* _Work required_
Write out the data below in full, unchanged, minus the images.
-=-=-=-=-
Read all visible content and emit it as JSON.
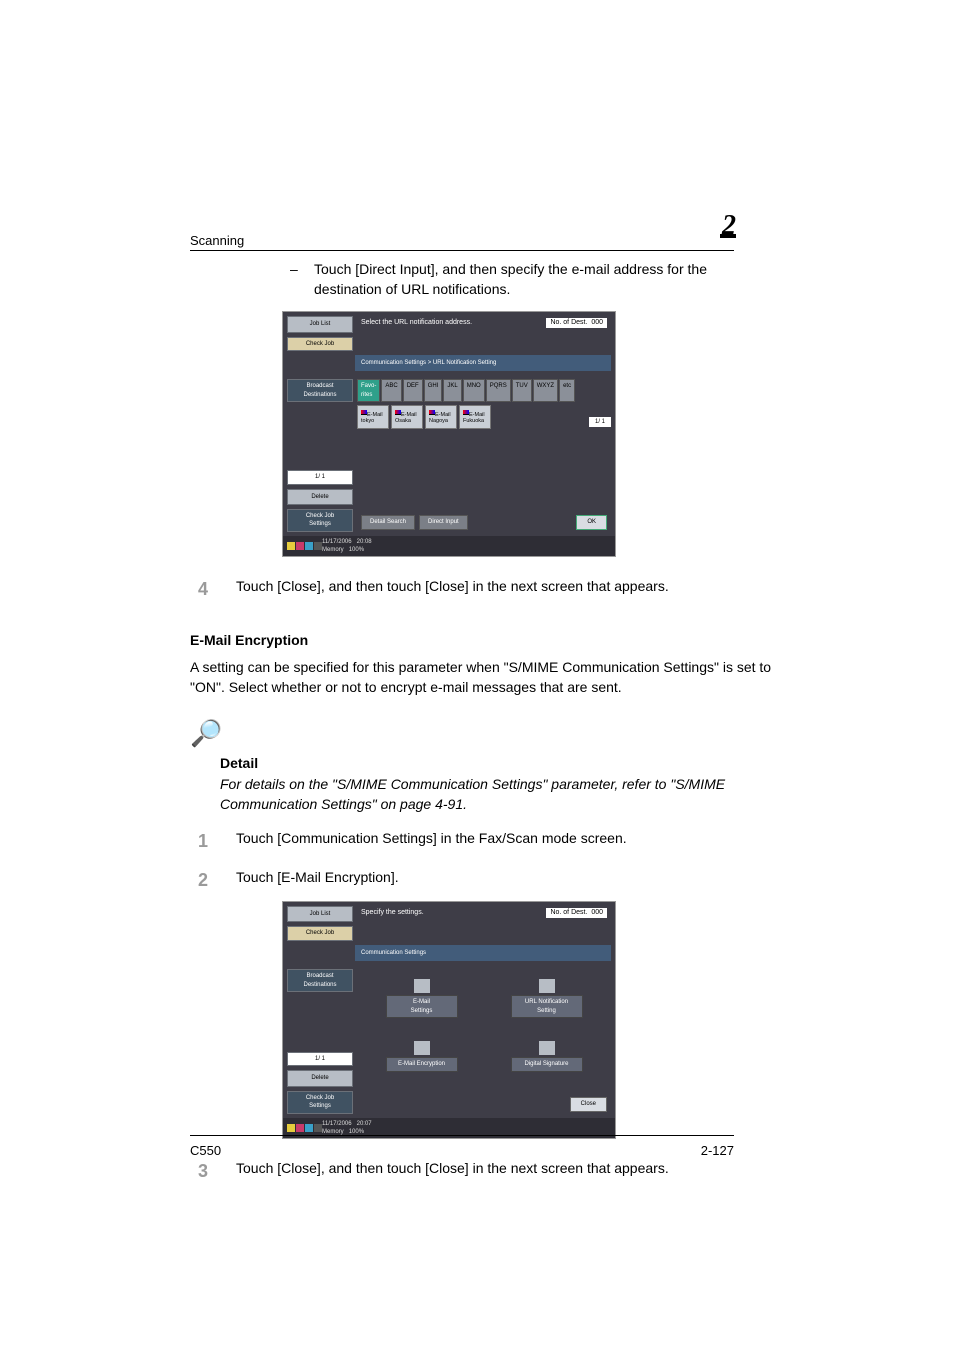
{
  "header": {
    "title": "Scanning",
    "chapter": "2"
  },
  "bullet": "Touch [Direct Input], and then specify the e-mail address for the destination of URL notifications.",
  "ss1": {
    "jobList": "Job List",
    "checkJob": "Check Job",
    "broadcast": "Broadcast\nDestinations",
    "pager": "1/  1",
    "delete": "Delete",
    "checkJobSettings": "Check Job\nSettings",
    "instruction": "Select the URL notification address.",
    "nos": "No. of\nDest.",
    "nosVal": "000",
    "breadcrumb": "Communication Settings > URL Notification Setting",
    "tabs": [
      "Favo-\nrites",
      "ABC",
      "DEF",
      "GHI",
      "JKL",
      "MNO",
      "PQRS",
      "TUV",
      "WXYZ",
      "etc"
    ],
    "chips": [
      "E-Mail tokyo",
      "E-Mail Osaka",
      "E-Mail Nagoya",
      "E-Mail Fukuoka"
    ],
    "chipPager": "1/  1",
    "detailSearch": "Detail Search",
    "directInput": "Direct Input",
    "ok": "OK",
    "status": {
      "date": "11/17/2006",
      "time": "20:08",
      "mem": "Memory",
      "memVal": "100%"
    }
  },
  "step4": {
    "n": "4",
    "t": "Touch [Close], and then touch [Close] in the next screen that appears."
  },
  "section": {
    "title": "E-Mail Encryption",
    "para": "A setting can be specified for this parameter when \"S/MIME Communication Settings\" is set to \"ON\". Select whether or not to encrypt e-mail messages that are sent."
  },
  "detail": {
    "title": "Detail",
    "text": "For details on the \"S/MIME Communication Settings\" parameter, refer to \"S/MIME Communication Settings\" on page 4-91."
  },
  "step1": {
    "n": "1",
    "t": "Touch [Communication Settings] in the Fax/Scan mode screen."
  },
  "step2": {
    "n": "2",
    "t": "Touch [E-Mail Encryption]."
  },
  "ss2": {
    "instruction": "Specify the settings.",
    "breadcrumb": "Communication Settings",
    "items": [
      "E-Mail\nSettings",
      "URL Notification\nSetting",
      "E-Mail Encryption",
      "Digital Signature"
    ],
    "close": "Close",
    "status": {
      "date": "11/17/2006",
      "time": "20:07",
      "mem": "Memory",
      "memVal": "100%"
    }
  },
  "step3": {
    "n": "3",
    "t": "Touch [Close], and then touch [Close] in the next screen that appears."
  },
  "footer": {
    "model": "C550",
    "page": "2-127"
  }
}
-=-=-=-=-
* _Reply_
Read all visible content and emit it as JSON.
{
  "header": {
    "title": "Scanning",
    "chapter": "2"
  },
  "bullet": "Touch [Direct Input], and then specify the e-mail address for the destination of URL notifications.",
  "ss1": {
    "jobList": "Job List",
    "checkJob": "Check Job",
    "broadcast": "Broadcast\nDestinations",
    "pager": "1/  1",
    "delete": "Delete",
    "checkJobSettings": "Check Job\nSettings",
    "instruction": "Select the URL notification address.",
    "nos": "No. of\nDest.",
    "nosVal": "000",
    "breadcrumb": "Communication Settings > URL Notification Setting",
    "tabs": [
      "Favo-\nrites",
      "ABC",
      "DEF",
      "GHI",
      "JKL",
      "MNO",
      "PQRS",
      "TUV",
      "WXYZ",
      "etc"
    ],
    "chips": [
      "E-Mail tokyo",
      "E-Mail Osaka",
      "E-Mail Nagoya",
      "E-Mail Fukuoka"
    ],
    "chipPager": "1/  1",
    "detailSearch": "Detail Search",
    "directInput": "Direct Input",
    "ok": "OK",
    "status": {
      "date": "11/17/2006",
      "time": "20:08",
      "mem": "Memory",
      "memVal": "100%"
    }
  },
  "step4": {
    "n": "4",
    "t": "Touch [Close], and then touch [Close] in the next screen that appears."
  },
  "section": {
    "title": "E-Mail Encryption",
    "para": "A setting can be specified for this parameter when \"S/MIME Communication Settings\" is set to \"ON\". Select whether or not to encrypt e-mail messages that are sent."
  },
  "detail": {
    "title": "Detail",
    "text": "For details on the \"S/MIME Communication Settings\" parameter, refer to \"S/MIME Communication Settings\" on page 4-91."
  },
  "step1": {
    "n": "1",
    "t": "Touch [Communication Settings] in the Fax/Scan mode screen."
  },
  "step2": {
    "n": "2",
    "t": "Touch [E-Mail Encryption]."
  },
  "ss2": {
    "instruction": "Specify the settings.",
    "breadcrumb": "Communication Settings",
    "items": [
      "E-Mail\nSettings",
      "URL Notification\nSetting",
      "E-Mail Encryption",
      "Digital Signature"
    ],
    "close": "Close",
    "status": {
      "date": "11/17/2006",
      "time": "20:07",
      "mem": "Memory",
      "memVal": "100%"
    }
  },
  "step3": {
    "n": "3",
    "t": "Touch [Close], and then touch [Close] in the next screen that appears."
  },
  "footer": {
    "model": "C550",
    "page": "2-127"
  }
}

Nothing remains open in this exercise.